What needs to be done: Starting from the line with "Read out every word on this page.", transcribe each line to the end of the records below. Copy them exactly and write nothing else.
** Records follows **
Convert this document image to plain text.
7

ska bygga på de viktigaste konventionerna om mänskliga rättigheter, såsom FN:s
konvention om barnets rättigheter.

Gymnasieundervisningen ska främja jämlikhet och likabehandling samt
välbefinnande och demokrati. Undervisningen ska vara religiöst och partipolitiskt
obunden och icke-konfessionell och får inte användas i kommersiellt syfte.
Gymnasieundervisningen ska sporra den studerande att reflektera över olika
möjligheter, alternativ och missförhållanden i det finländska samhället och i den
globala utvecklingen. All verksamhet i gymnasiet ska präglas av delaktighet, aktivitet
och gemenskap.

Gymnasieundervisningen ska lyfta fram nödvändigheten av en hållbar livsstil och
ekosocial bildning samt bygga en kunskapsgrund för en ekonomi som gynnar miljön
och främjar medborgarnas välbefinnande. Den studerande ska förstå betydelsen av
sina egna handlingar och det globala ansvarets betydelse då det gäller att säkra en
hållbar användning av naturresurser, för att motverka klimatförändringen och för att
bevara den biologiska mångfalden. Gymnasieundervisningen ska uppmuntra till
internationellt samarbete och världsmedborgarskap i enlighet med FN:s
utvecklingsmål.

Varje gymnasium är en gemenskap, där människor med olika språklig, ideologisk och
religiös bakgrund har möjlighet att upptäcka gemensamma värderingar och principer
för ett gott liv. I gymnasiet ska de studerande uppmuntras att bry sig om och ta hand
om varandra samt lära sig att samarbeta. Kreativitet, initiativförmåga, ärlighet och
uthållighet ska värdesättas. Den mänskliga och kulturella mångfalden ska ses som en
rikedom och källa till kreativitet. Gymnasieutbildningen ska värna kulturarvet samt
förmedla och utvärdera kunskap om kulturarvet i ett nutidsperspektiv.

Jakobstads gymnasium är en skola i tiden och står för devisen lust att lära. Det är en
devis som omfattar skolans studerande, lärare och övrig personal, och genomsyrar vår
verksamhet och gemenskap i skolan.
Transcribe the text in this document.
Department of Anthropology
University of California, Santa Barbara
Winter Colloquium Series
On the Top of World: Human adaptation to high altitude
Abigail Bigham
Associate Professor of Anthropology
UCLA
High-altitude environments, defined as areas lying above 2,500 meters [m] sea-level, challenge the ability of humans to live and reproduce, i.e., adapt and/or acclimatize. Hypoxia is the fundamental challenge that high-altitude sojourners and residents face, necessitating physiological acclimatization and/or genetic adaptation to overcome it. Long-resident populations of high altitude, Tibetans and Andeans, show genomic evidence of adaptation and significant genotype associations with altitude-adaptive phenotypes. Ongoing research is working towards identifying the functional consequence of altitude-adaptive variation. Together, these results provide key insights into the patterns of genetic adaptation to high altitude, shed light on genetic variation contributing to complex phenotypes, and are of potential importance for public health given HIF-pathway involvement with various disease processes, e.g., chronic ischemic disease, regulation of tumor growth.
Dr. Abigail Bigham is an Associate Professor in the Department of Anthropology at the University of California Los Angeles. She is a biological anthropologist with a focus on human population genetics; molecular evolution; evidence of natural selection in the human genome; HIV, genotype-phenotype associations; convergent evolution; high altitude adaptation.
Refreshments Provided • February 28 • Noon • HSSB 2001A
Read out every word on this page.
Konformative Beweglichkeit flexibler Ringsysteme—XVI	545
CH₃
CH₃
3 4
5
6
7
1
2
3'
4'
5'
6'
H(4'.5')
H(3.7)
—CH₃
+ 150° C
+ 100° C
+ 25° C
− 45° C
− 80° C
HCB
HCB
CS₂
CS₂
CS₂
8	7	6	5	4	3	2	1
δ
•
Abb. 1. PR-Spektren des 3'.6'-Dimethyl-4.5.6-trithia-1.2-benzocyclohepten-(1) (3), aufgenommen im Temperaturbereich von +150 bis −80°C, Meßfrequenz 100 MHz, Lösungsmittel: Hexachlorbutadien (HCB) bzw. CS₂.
** End of Records **
Result for this exercise:
Read out every word on this page.
Konformative Beweglichkeit flexibler Ringsysteme—XVI	545
CH₃
CH₃
3 4
5
6
7
1
2
3'
4'
5'
6'
H(4'.5')
H(3.7)
—CH₃
+ 150° C
+ 100° C
+ 25° C
− 45° C
− 80° C
HCB
HCB
CS₂
CS₂
CS₂
8	7	6	5	4	3	2	1
δ
•
Abb. 1. PR-Spektren des 3'.6'-Dimethyl-4.5.6-trithia-1.2-benzocyclohepten-(1) (3), aufgenommen im Temperaturbereich von +150 bis −80°C, Meßfrequenz 100 MHz, Lösungsmittel: Hexachlorbutadien (HCB) bzw. CS₂.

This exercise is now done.